But, more importantly, if we want to continue to break down racial barriers in our culture than we must read and see positive portraits of people of different cultures and beliefs where those very cultures and beliefs don’t matter one single bit – where they are in fact the norm and it’s just no big deal.
I feel the same way about GLBTQ lit. It seems like every book I have read in the past was about a teenager trying to determine if he/she was or wasn’t gay and the great, huge issue that was and how friends and family reacted to them. But lately I have noticed that in some of the teen fiction I have been reading there are gay and lesbian characters, normally supporting characters, who are already out as gay or lesbian and are pretty comfortable with it as are their families and friends. This is important because teens need to know that you can get to a place where your friends and family love and accept you for who you are. It doesn’t always have to be about “the struggle”; when every book out there depicts the struggle it gives the message that this is how it always is and is always going to be, but that is not true for all families and that needs to be reflected in the literature.

● Entries
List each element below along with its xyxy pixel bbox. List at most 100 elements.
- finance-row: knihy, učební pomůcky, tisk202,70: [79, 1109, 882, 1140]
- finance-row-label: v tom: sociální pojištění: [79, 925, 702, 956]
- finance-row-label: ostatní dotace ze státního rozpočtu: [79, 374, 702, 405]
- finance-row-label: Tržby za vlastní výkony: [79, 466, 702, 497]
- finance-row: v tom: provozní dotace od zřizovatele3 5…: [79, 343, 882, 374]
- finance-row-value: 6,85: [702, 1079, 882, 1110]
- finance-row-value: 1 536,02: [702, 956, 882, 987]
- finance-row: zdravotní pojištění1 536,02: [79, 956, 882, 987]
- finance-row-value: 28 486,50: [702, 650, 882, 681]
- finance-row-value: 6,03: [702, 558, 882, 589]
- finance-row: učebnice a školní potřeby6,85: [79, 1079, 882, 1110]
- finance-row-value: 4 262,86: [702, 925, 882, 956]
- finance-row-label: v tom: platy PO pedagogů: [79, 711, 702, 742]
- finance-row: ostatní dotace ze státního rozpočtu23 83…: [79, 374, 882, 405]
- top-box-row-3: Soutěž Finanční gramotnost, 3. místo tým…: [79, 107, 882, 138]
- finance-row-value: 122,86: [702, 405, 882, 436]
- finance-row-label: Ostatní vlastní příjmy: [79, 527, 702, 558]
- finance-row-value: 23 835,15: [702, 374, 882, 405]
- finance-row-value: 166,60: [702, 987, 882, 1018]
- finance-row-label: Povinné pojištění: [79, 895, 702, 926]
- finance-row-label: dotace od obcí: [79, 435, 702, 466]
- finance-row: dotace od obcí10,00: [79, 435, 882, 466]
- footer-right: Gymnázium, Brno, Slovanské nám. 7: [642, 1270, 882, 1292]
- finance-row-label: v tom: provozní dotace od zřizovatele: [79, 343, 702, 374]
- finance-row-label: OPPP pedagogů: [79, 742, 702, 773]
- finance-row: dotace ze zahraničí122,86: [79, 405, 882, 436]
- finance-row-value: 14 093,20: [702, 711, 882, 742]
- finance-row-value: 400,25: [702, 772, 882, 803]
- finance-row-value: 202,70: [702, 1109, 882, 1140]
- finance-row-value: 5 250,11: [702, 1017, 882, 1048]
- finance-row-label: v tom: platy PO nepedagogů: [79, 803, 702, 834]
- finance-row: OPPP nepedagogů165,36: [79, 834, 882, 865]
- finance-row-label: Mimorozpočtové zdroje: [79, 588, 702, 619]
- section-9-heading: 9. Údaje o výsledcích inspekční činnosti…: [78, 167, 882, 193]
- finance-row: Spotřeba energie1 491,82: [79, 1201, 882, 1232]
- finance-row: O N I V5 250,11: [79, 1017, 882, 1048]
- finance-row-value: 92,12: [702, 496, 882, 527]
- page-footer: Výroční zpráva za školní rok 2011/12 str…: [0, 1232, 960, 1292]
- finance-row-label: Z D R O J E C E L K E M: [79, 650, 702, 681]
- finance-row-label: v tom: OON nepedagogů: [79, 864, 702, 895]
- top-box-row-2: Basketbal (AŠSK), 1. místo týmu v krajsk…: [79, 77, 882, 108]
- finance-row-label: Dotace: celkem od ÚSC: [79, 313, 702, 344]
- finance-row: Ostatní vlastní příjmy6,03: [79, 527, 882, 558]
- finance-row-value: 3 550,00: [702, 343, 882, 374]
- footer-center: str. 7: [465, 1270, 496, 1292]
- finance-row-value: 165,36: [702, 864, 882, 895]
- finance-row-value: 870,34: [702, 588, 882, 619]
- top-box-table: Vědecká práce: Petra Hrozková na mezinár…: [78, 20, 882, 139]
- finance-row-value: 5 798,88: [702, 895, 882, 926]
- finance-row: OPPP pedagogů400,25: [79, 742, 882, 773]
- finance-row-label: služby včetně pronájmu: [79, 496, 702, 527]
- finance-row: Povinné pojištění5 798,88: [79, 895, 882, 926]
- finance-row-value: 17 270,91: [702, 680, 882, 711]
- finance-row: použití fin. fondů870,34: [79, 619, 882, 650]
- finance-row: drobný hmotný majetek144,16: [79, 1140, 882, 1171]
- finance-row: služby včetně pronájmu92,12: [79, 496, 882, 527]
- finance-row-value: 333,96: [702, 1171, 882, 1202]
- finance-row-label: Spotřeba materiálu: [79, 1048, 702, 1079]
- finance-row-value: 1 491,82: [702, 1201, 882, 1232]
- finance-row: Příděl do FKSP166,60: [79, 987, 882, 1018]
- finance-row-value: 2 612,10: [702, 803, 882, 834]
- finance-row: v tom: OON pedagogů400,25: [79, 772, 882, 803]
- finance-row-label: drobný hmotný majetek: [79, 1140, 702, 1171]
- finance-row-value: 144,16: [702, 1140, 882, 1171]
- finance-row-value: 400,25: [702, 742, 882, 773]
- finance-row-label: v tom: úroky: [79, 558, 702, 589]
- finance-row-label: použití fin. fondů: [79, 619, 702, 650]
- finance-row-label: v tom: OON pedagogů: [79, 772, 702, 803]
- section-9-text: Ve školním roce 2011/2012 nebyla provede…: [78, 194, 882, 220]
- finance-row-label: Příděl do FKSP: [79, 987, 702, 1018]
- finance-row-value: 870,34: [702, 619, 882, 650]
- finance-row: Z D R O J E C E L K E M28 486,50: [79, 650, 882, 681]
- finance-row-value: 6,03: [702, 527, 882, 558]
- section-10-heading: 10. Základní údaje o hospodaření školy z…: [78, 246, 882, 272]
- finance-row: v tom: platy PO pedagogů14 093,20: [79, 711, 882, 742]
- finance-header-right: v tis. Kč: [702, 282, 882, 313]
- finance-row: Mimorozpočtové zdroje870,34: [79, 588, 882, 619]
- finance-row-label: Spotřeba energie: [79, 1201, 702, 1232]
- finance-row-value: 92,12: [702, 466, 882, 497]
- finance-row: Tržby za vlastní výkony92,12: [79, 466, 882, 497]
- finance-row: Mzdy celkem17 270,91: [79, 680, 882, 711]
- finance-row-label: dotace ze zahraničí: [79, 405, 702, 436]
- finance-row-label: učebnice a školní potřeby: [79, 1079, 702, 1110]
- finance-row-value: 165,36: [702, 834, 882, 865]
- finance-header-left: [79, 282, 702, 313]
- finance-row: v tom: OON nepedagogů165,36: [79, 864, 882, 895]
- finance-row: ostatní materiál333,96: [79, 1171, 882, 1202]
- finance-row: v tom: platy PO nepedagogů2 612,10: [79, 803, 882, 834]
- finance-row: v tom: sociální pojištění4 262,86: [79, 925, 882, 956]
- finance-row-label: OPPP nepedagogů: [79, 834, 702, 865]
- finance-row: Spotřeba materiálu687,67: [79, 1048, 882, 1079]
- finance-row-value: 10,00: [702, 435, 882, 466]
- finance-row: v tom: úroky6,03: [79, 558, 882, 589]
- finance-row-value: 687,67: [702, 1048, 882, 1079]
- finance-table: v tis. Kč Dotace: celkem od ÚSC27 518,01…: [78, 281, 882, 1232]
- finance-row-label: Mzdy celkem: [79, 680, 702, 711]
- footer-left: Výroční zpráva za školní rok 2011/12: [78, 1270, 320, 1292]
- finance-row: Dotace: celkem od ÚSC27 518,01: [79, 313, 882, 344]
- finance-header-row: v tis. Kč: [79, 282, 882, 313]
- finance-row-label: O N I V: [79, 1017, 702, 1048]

● Problems
**A.** Set down, word for word, the part of the passage on representation in teen fiction that opens with the words containing "But, more importantly, if" and closes with "no big deal.".
**B.** Carry the passage on representation in teen fiction further, picking up after its last sentence.
The data is separate from the passage on representation in teen fiction.

● Exercise responses
**A.**
But, more importantly, if we want to continue to break down racial barriers in our culture than we must read and see positive portraits of people of different cultures and beliefs where those very cultures and beliefs don’t matter one single bit – where they are in fact the norm and it’s just no big deal.

**B.**
Now, if you spend anytime reading around the Internet you know that many people were very upset when they went and saw the Hunger Games movie and realized that Rue was in fact African American. I personally thought this was very clear in the books and, more importantly, it was not an issue. The Hunger Games is not a book about race, no it is a book that examines the violence that comes about from class warfare. In many ways it is a look at the current struggle between the 1% and the 99%, although that terminology wasn’t the vernacular at the time, and this struggle is of course both an age old and universal struggle. The brilliance of Collins is that she took the struggle and mixed it with some reality TV and exaggerated it just enough that we could talk about it without feeling the withering glare of judgment upon ourselves. So in the Hunger Games it didn’t matter that Katniss was white and Rue was black; no, it mattered that Katniss and Rue had the severe misfortune of being born to parents in their various districts and they had a common enemy in the capitol. So the fact that movie viewers would react the way that they did was heartbreaking as they missed the important message of both the books and the movie – and this shows how much race is in fact an issue for many people still today.
When authors write and we read stories with a diverse cast of characters where that diversity is not an issue, we begin to realize that it doesn’t have to be. I grew up in Southern California and to be honest, as a child issues of race never occurred to me. I loved the people I loved and one of my first shared elementary school crushes was on the singer Prince with my best friend Kumi. We sat around for hours watching Purple Rain and listening to the album and mooning over Prince. We also sat around for hours listening to Duran Duran and listening to their music. There were no barriers for us; we were at “that age” and that’s just what we did – lusted after pop stars.
So here is what I would like to see more of in teen fiction . . .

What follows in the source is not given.